§ AIM OF THE EXERCISE
Using the entries that follow, state how many lines contain the word "Divergence". The response is that number and nothing more.

§ MATERIAL PROVIDED
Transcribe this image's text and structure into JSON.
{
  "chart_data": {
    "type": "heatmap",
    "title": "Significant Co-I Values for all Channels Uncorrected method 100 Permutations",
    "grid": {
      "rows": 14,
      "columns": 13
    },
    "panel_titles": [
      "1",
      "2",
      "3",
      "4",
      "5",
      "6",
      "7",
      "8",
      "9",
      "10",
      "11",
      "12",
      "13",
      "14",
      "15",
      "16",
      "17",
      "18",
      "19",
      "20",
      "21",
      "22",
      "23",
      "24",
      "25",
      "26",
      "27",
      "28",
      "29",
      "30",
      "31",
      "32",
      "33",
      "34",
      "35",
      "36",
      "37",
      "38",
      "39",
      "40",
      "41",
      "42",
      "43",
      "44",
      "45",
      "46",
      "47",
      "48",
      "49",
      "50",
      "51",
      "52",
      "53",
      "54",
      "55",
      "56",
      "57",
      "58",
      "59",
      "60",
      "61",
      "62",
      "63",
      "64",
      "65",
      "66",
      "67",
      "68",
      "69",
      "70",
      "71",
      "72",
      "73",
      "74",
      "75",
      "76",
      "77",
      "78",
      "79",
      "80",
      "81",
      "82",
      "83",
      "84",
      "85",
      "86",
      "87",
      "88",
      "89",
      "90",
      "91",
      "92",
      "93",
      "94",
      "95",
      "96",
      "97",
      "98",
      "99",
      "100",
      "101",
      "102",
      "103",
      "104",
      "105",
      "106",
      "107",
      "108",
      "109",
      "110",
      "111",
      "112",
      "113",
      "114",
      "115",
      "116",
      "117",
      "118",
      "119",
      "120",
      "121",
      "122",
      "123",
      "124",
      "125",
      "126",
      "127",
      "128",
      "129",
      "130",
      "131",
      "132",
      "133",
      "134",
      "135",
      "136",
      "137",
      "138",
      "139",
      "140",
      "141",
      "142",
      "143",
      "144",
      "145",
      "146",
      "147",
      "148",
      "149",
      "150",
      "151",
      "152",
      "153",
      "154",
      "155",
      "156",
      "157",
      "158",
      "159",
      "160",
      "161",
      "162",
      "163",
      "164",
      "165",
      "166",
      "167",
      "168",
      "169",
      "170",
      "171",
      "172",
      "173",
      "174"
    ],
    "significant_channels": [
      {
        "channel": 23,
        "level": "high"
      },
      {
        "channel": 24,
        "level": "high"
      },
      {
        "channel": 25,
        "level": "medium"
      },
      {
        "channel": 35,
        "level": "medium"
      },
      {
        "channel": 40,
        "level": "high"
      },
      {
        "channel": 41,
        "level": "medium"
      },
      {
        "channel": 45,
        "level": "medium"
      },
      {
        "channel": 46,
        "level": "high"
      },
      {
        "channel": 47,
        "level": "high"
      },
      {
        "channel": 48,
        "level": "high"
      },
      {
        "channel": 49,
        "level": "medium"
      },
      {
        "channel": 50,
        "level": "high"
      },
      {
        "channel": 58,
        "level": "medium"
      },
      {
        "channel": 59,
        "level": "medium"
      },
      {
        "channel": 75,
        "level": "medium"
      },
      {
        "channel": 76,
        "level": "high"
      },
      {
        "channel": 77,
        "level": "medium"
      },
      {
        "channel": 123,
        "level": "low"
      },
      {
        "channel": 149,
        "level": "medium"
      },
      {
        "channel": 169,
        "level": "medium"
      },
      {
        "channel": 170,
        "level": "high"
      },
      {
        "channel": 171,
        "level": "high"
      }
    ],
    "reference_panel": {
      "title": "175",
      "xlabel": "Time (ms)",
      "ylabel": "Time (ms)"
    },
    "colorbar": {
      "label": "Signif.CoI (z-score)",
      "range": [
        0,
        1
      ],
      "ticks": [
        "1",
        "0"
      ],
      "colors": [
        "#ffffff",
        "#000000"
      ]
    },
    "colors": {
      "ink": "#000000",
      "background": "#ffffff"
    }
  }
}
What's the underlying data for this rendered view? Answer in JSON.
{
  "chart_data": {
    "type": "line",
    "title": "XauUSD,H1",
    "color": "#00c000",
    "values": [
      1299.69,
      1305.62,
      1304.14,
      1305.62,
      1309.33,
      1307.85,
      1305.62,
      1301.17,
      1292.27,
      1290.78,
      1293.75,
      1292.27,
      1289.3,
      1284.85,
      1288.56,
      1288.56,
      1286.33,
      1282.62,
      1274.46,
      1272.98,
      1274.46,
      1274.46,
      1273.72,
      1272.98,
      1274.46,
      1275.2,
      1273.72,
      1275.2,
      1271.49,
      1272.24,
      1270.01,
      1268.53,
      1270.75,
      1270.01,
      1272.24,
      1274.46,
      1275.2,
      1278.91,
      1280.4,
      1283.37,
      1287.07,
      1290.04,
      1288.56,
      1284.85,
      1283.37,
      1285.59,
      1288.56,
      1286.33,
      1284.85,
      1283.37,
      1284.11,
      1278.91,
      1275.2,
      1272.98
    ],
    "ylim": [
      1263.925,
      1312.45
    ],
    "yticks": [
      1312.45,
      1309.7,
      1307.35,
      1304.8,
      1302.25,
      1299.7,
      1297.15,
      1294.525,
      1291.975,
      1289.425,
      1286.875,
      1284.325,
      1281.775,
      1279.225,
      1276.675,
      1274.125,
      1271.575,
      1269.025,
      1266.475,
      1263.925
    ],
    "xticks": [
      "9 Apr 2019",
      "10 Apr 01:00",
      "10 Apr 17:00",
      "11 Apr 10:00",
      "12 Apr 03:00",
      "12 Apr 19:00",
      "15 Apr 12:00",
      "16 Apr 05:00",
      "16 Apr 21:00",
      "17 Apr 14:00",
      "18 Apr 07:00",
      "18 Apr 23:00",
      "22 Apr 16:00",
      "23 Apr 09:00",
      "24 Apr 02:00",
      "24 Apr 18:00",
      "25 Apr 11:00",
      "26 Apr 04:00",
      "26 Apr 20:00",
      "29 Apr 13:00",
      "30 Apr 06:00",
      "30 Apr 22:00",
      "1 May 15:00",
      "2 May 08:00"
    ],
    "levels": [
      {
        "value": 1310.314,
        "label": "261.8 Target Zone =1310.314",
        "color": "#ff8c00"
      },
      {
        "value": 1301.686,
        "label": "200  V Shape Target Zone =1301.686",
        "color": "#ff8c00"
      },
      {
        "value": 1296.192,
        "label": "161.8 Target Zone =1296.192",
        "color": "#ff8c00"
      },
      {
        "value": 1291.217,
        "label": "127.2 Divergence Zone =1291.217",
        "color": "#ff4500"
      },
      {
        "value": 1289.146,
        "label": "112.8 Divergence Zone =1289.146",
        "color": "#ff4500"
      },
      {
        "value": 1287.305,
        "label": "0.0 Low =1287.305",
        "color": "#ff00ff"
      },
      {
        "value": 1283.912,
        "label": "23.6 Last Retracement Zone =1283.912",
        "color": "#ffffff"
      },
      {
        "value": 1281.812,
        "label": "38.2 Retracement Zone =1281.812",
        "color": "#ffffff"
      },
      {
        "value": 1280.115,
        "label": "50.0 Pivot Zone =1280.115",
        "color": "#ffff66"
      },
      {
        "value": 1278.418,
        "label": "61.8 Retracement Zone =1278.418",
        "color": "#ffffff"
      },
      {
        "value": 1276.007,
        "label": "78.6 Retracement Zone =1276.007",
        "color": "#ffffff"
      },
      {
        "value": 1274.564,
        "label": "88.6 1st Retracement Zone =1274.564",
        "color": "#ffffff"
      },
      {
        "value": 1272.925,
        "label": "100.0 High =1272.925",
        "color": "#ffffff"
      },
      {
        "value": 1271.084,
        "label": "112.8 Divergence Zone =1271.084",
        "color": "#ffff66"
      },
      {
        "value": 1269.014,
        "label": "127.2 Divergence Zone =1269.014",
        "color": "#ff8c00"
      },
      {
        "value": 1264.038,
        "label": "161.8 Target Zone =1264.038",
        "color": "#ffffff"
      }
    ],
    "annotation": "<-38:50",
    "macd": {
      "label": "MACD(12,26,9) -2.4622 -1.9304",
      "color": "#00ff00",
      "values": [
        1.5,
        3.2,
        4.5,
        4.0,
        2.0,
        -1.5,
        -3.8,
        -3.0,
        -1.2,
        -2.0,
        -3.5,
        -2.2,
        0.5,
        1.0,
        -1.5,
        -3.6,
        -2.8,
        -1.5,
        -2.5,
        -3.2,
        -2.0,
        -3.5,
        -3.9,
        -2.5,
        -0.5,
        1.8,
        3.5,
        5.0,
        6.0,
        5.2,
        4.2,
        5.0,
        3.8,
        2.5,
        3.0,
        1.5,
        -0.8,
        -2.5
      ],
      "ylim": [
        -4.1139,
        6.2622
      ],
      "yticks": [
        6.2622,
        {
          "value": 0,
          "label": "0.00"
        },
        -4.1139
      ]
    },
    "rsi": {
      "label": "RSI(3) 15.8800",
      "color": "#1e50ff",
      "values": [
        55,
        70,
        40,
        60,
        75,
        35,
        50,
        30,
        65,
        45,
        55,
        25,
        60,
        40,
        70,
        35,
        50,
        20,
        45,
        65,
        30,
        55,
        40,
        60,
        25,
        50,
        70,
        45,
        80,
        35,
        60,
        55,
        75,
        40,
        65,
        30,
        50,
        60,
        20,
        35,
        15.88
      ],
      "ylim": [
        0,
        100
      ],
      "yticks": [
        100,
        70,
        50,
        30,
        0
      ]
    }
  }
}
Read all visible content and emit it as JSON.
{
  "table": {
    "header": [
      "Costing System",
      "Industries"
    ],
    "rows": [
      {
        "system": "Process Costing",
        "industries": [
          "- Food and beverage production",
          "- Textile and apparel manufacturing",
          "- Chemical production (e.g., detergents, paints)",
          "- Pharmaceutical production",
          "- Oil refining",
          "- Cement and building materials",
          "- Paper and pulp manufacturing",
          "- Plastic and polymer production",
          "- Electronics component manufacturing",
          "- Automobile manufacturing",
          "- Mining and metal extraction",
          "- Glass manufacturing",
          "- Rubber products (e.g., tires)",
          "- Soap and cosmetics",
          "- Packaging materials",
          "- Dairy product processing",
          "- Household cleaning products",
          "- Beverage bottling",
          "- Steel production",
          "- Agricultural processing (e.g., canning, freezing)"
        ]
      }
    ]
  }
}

§ EXERCISE RESULT
4